**DESCRIPTION OF THE TASK:**
Please write out the material that follows, exactly as it stands.

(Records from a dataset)
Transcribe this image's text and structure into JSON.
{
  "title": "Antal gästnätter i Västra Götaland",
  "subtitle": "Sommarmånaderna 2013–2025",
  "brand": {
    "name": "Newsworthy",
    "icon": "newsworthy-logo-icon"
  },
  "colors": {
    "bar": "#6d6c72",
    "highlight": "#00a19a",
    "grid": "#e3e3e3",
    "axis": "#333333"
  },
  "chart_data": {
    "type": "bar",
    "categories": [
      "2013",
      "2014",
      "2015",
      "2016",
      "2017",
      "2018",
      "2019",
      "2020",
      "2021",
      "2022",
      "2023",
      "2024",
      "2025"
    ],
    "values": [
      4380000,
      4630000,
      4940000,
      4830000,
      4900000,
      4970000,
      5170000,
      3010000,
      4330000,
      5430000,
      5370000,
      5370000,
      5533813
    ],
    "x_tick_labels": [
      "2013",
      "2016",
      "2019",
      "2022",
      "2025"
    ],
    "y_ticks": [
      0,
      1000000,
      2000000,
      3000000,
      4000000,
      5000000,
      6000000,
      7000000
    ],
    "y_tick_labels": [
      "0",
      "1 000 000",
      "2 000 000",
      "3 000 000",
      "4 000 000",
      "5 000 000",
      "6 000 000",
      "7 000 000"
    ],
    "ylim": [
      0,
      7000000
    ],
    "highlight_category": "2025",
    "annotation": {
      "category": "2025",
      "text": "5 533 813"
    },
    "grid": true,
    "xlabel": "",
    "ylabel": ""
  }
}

**THE REPLY:**
Transcribe this image's text and structure into JSON.
{
  "title": "Antal gästnätter i Västra Götaland",
  "subtitle": "Sommarmånaderna 2013–2025",
  "brand": {
    "name": "Newsworthy",
    "icon": "newsworthy-logo-icon"
  },
  "colors": {
    "bar": "#6d6c72",
    "highlight": "#00a19a",
    "grid": "#e3e3e3",
    "axis": "#333333"
  },
  "chart_data": {
    "type": "bar",
    "categories": [
      "2013",
      "2014",
      "2015",
      "2016",
      "2017",
      "2018",
      "2019",
      "2020",
      "2021",
      "2022",
      "2023",
      "2024",
      "2025"
    ],
    "values": [
      4380000,
      4630000,
      4940000,
      4830000,
      4900000,
      4970000,
      5170000,
      3010000,
      4330000,
      5430000,
      5370000,
      5370000,
      5533813
    ],
    "x_tick_labels": [
      "2013",
      "2016",
      "2019",
      "2022",
      "2025"
    ],
    "y_ticks": [
      0,
      1000000,
      2000000,
      3000000,
      4000000,
      5000000,
      6000000,
      7000000
    ],
    "y_tick_labels": [
      "0",
      "1 000 000",
      "2 000 000",
      "3 000 000",
      "4 000 000",
      "5 000 000",
      "6 000 000",
      "7 000 000"
    ],
    "ylim": [
      0,
      7000000
    ],
    "highlight_category": "2025",
    "annotation": {
      "category": "2025",
      "text": "5 533 813"
    },
    "grid": true,
    "xlabel": "",
    "ylabel": ""
  }
}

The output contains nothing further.